Task to carry out: Give the number of lines holding the string "nicht" and nothing more.

========================================

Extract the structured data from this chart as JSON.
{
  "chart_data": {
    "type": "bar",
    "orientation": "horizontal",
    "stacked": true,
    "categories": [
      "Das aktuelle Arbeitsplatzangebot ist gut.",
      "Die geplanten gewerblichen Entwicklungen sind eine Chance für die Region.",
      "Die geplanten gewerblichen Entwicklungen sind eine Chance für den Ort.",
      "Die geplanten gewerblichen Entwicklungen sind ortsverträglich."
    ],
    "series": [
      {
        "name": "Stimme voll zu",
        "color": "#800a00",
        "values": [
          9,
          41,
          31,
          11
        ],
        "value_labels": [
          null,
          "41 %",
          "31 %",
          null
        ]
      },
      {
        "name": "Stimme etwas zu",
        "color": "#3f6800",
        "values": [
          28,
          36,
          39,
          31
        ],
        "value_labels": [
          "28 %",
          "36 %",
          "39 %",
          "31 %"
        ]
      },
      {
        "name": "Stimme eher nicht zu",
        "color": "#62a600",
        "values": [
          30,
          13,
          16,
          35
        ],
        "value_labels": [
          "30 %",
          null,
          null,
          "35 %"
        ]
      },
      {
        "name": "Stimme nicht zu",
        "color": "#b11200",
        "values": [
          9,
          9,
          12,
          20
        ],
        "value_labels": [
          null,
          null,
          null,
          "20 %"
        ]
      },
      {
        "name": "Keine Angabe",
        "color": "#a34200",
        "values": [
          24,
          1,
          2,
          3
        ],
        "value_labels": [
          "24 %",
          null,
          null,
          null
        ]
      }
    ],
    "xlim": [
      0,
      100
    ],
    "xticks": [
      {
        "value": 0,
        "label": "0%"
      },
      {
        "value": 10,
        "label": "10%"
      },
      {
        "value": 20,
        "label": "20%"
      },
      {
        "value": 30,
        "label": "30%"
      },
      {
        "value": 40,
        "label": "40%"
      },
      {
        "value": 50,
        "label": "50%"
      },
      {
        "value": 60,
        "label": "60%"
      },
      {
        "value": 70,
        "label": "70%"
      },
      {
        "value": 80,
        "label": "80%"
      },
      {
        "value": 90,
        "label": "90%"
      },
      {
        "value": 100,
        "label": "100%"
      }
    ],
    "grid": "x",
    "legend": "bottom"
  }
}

========================================

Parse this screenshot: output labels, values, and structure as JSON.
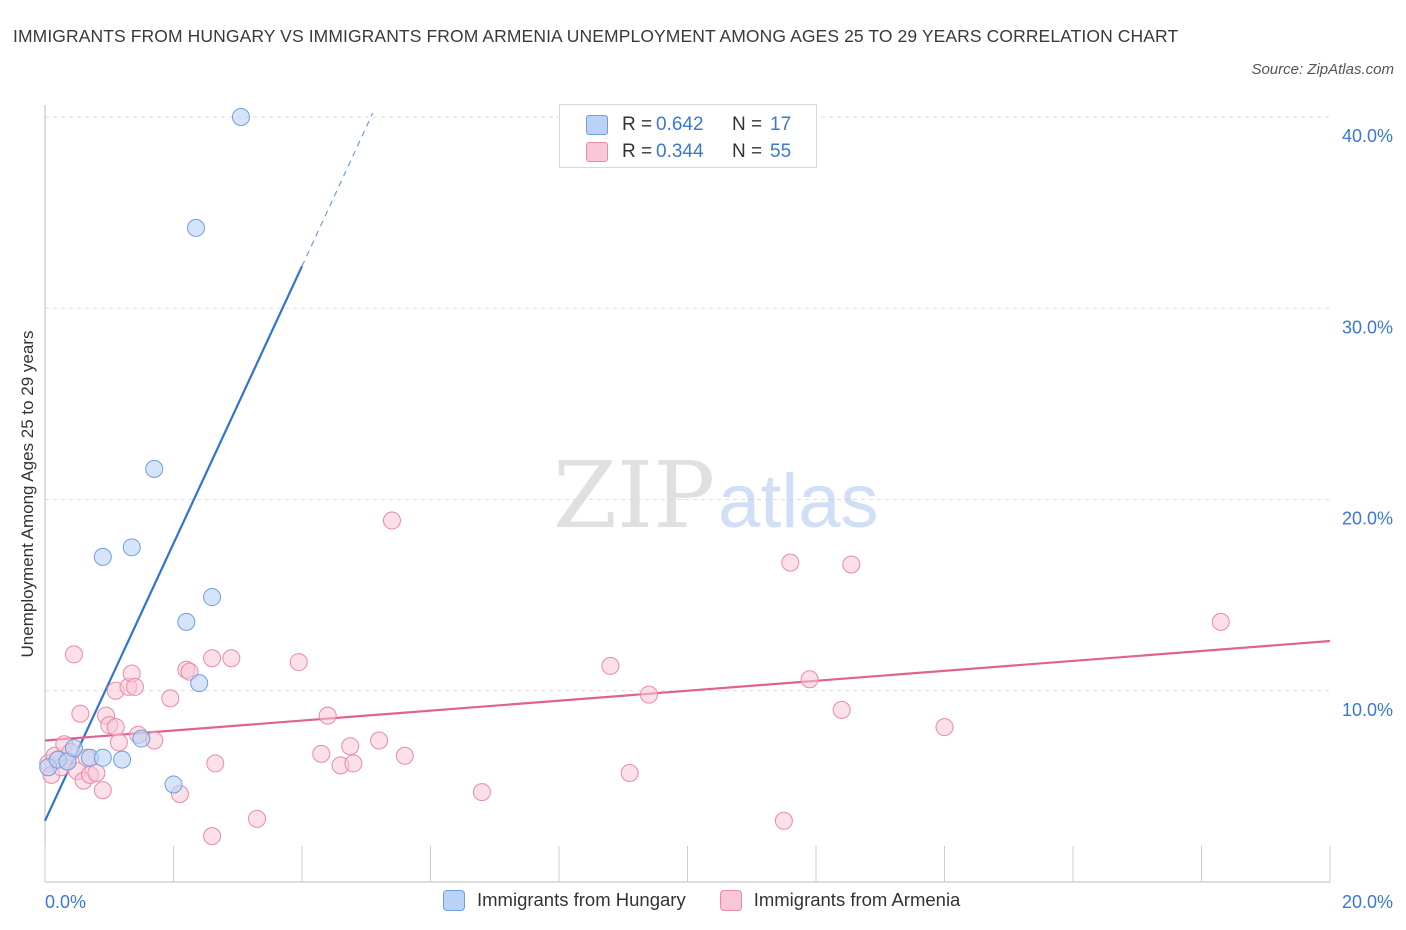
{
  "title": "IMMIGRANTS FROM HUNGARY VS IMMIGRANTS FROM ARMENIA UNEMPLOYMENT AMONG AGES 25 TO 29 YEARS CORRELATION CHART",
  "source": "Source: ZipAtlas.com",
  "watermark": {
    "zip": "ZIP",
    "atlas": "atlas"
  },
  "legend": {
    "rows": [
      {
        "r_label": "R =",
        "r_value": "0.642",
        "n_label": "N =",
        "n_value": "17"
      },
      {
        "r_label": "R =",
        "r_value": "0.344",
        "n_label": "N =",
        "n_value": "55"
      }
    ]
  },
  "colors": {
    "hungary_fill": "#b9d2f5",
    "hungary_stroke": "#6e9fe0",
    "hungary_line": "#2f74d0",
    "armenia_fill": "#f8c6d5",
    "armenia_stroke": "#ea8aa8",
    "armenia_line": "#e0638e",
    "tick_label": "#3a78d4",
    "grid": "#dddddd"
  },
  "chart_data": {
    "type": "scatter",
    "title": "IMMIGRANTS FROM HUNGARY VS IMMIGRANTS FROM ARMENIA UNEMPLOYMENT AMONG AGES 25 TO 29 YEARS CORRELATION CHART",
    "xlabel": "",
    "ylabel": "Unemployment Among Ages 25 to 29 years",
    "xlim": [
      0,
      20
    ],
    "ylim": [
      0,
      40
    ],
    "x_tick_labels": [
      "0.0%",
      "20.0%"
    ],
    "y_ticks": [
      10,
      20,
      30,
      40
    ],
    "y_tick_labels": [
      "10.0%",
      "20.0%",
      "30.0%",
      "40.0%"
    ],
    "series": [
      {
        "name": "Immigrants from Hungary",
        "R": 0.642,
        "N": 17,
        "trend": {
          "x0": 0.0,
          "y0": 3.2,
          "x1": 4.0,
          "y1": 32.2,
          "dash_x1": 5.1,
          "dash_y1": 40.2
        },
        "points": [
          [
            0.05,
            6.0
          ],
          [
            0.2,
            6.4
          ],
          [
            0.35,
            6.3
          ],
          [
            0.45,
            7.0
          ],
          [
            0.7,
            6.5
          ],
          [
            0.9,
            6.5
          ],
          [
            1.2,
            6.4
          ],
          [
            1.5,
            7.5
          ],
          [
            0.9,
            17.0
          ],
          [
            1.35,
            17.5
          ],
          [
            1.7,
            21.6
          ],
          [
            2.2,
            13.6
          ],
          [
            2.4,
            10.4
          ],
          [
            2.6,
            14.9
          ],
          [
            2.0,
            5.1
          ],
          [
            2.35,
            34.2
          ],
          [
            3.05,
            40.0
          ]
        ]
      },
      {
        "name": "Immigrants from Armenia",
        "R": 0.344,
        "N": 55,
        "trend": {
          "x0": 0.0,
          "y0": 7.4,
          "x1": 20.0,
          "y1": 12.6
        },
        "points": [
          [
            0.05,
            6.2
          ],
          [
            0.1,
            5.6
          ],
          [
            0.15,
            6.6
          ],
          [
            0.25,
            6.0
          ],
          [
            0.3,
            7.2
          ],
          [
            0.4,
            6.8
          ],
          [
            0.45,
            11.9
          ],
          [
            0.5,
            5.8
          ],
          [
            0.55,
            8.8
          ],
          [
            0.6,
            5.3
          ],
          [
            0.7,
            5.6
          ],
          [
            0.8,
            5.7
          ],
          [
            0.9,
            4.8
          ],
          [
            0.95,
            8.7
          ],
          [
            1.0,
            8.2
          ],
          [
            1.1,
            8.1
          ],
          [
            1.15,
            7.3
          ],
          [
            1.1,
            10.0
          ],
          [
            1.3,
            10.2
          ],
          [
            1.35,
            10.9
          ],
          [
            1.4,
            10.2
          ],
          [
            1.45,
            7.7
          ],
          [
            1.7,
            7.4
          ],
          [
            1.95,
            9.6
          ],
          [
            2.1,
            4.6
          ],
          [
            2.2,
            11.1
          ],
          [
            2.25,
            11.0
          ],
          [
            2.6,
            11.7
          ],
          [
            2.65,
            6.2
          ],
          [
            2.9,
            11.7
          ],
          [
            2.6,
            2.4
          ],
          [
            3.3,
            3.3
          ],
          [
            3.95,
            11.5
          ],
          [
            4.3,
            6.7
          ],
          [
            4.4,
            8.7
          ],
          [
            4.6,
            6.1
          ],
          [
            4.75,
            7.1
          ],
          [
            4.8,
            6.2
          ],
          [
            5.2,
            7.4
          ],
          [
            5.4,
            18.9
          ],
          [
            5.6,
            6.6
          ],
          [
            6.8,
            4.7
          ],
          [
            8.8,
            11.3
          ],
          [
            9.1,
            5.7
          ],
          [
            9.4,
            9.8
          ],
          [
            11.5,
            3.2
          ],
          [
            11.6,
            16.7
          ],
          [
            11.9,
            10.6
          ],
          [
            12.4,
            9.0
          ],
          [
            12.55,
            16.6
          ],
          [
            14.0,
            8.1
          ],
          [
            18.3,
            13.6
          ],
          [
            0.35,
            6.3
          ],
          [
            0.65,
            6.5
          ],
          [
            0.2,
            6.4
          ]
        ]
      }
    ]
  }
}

========================================

Exercise response: 2